Goal of the exercise: Pictures within the data are to be left out; everything else must be reproduced exactly.

(Data records)
****

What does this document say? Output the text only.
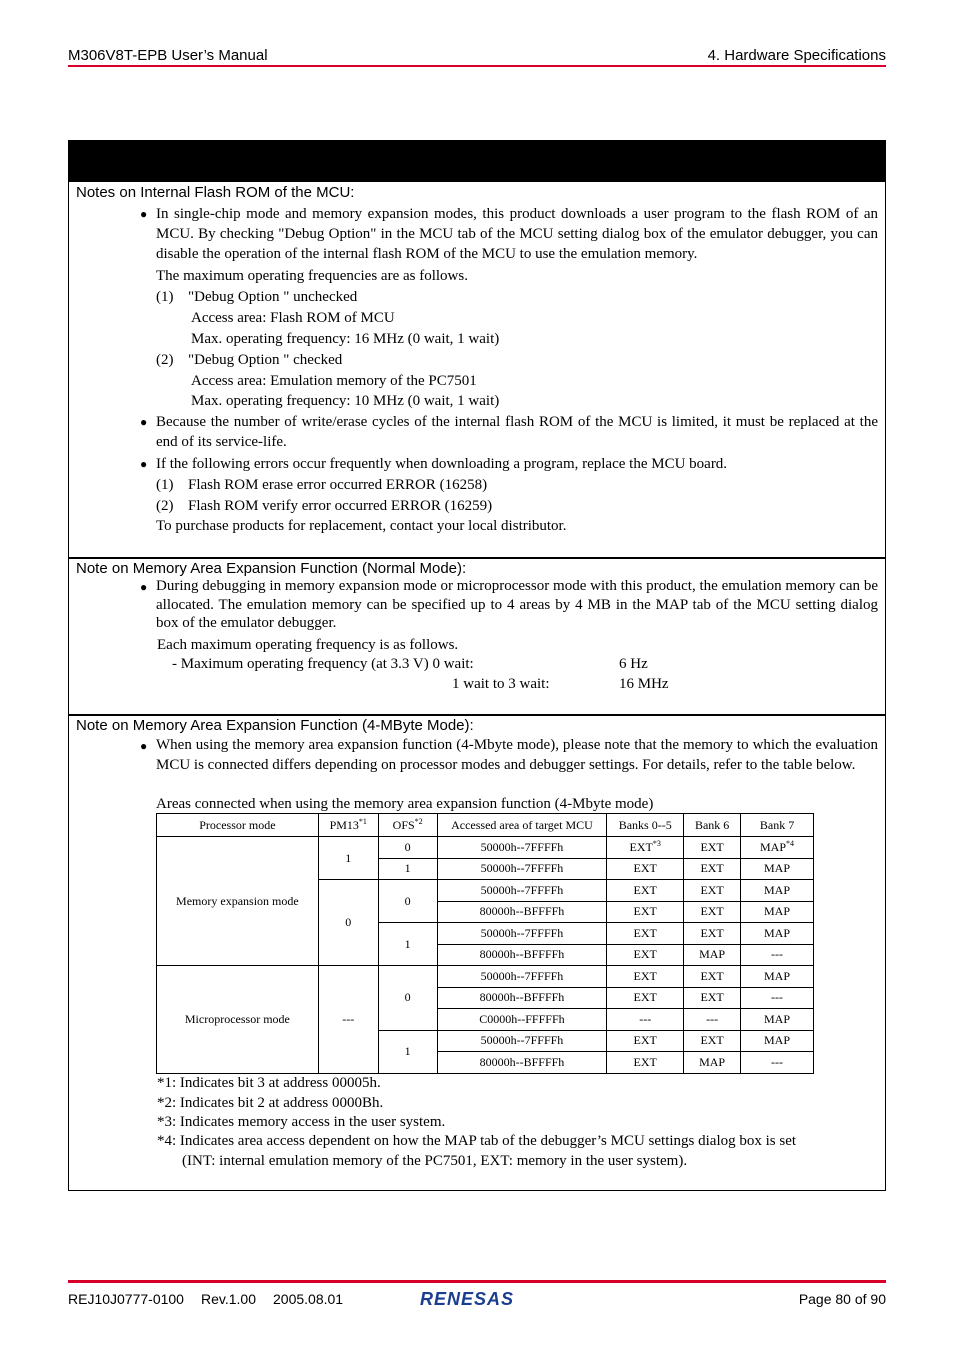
M306V8T-EPB User’s Manual	4. Hardware Specifications
Notes on Internal Flash ROM of the MCU:
● In single-chip mode and memory expansion modes, this product downloads a user program to the flash ROM of an MCU. By checking "Debug Option" in the MCU tab of the MCU setting dialog box of the emulator debugger, you can disable the operation of the internal flash ROM of the MCU to use the emulation memory.
The maximum operating frequencies are as follows.
(1) "Debug Option " unchecked
Access area: Flash ROM of MCU
Max. operating frequency: 16 MHz (0 wait, 1 wait)
(2) "Debug Option " checked
Access area: Emulation memory of the PC7501
Max. operating frequency: 10 MHz (0 wait, 1 wait)
● Because the number of write/erase cycles of the internal flash ROM of the MCU is limited, it must be replaced at the end of its service-life.
● If the following errors occur frequently when downloading a program, replace the MCU board.
(1) Flash ROM erase error occurred ERROR (16258)
(2) Flash ROM verify error occurred ERROR (16259)
To purchase products for replacement, contact your local distributor.
Note on Memory Area Expansion Function (Normal Mode):
● During debugging in memory expansion mode or microprocessor mode with this product, the emulation memory can be allocated. The emulation memory can be specified up to 4 areas by 4 MB in the MAP tab of the MCU setting dialog box of the emulator debugger.
Each maximum operating frequency is as follows.
- Maximum operating frequency (at 3.3 V) 0 wait:	6 Hz
1 wait to 3 wait:	16 MHz
Note on Memory Area Expansion Function (4-MByte Mode):
● When using the memory area expansion function (4-Mbyte mode), please note that the memory to which the evaluation MCU is connected differs depending on processor modes and debugger settings. For details, refer to the table below.
Areas connected when using the memory area expansion function (4-Mbyte mode)
Processor mode	PM13$^{*1}$	OFS$^{*2}$	Accessed area of target MCU	Banks 0--5	Bank 6	Bank 7
Memory expansion mode	1	0	50000h--7FFFFh	EXT$^{*3}$	EXT	MAP$^{*4}$
		1	50000h--7FFFFh	EXT	EXT	MAP
	0	0	50000h--7FFFFh	EXT	EXT	MAP
			80000h--BFFFFh	EXT	EXT	MAP
		1	50000h--7FFFFh	EXT	EXT	MAP
			80000h--BFFFFh	EXT	MAP	---
Microprocessor mode	---	0	50000h--7FFFFh	EXT	EXT	MAP
			80000h--BFFFFh	EXT	EXT	---
			C0000h--FFFFFh	---	---	MAP
		1	50000h--7FFFFh	EXT	EXT	MAP
			80000h--BFFFFh	EXT	MAP	---
*1: Indicates bit 3 at address 00005h.
*2: Indicates bit 2 at address 0000Bh.
*3: Indicates memory access in the user system.
*4: Indicates area access dependent on how the MAP tab of the debugger’s MCU settings dialog box is set
(INT: internal emulation memory of the PC7501, EXT: memory in the user system).
REJ10J0777-0100 Rev.1.00 2005.08.01	RENESAS	Page 80 of 90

****

Answer to the task:
What does this document say? Output the text only.
M306V8T-EPB User’s Manual	4. Hardware Specifications
Notes on Internal Flash ROM of the MCU:
● In single-chip mode and memory expansion modes, this product downloads a user program to the flash ROM of an MCU. By checking "Debug Option" in the MCU tab of the MCU setting dialog box of the emulator debugger, you can disable the operation of the internal flash ROM of the MCU to use the emulation memory.
The maximum operating frequencies are as follows.
(1) "Debug Option " unchecked
Access area: Flash ROM of MCU
Max. operating frequency: 16 MHz (0 wait, 1 wait)
(2) "Debug Option " checked
Access area: Emulation memory of the PC7501
Max. operating frequency: 10 MHz (0 wait, 1 wait)
● Because the number of write/erase cycles of the internal flash ROM of the MCU is limited, it must be replaced at the end of its service-life.
● If the following errors occur frequently when downloading a program, replace the MCU board.
(1) Flash ROM erase error occurred ERROR (16258)
(2) Flash ROM verify error occurred ERROR (16259)
To purchase products for replacement, contact your local distributor.
Note on Memory Area Expansion Function (Normal Mode):
● During debugging in memory expansion mode or microprocessor mode with this product, the emulation memory can be allocated. The emulation memory can be specified up to 4 areas by 4 MB in the MAP tab of the MCU setting dialog box of the emulator debugger.
Each maximum operating frequency is as follows.
- Maximum operating frequency (at 3.3 V) 0 wait:	6 Hz
1 wait to 3 wait:	16 MHz
Note on Memory Area Expansion Function (4-MByte Mode):
● When using the memory area expansion function (4-Mbyte mode), please note that the memory to which the evaluation MCU is connected differs depending on processor modes and debugger settings. For details, refer to the table below.
Areas connected when using the memory area expansion function (4-Mbyte mode)
Processor mode	PM13$^{*1}$	OFS$^{*2}$	Accessed area of target MCU	Banks 0--5	Bank 6	Bank 7
Memory expansion mode	1	0	50000h--7FFFFh	EXT$^{*3}$	EXT	MAP$^{*4}$
		1	50000h--7FFFFh	EXT	EXT	MAP
	0	0	50000h--7FFFFh	EXT	EXT	MAP
			80000h--BFFFFh	EXT	EXT	MAP
		1	50000h--7FFFFh	EXT	EXT	MAP
			80000h--BFFFFh	EXT	MAP	---
Microprocessor mode	---	0	50000h--7FFFFh	EXT	EXT	MAP
			80000h--BFFFFh	EXT	EXT	---
			C0000h--FFFFFh	---	---	MAP
		1	50000h--7FFFFh	EXT	EXT	MAP
			80000h--BFFFFh	EXT	MAP	---
*1: Indicates bit 3 at address 00005h.
*2: Indicates bit 2 at address 0000Bh.
*3: Indicates memory access in the user system.
*4: Indicates area access dependent on how the MAP tab of the debugger’s MCU settings dialog box is set
(INT: internal emulation memory of the PC7501, EXT: memory in the user system).
REJ10J0777-0100 Rev.1.00 2005.08.01	RENESAS	Page 80 of 90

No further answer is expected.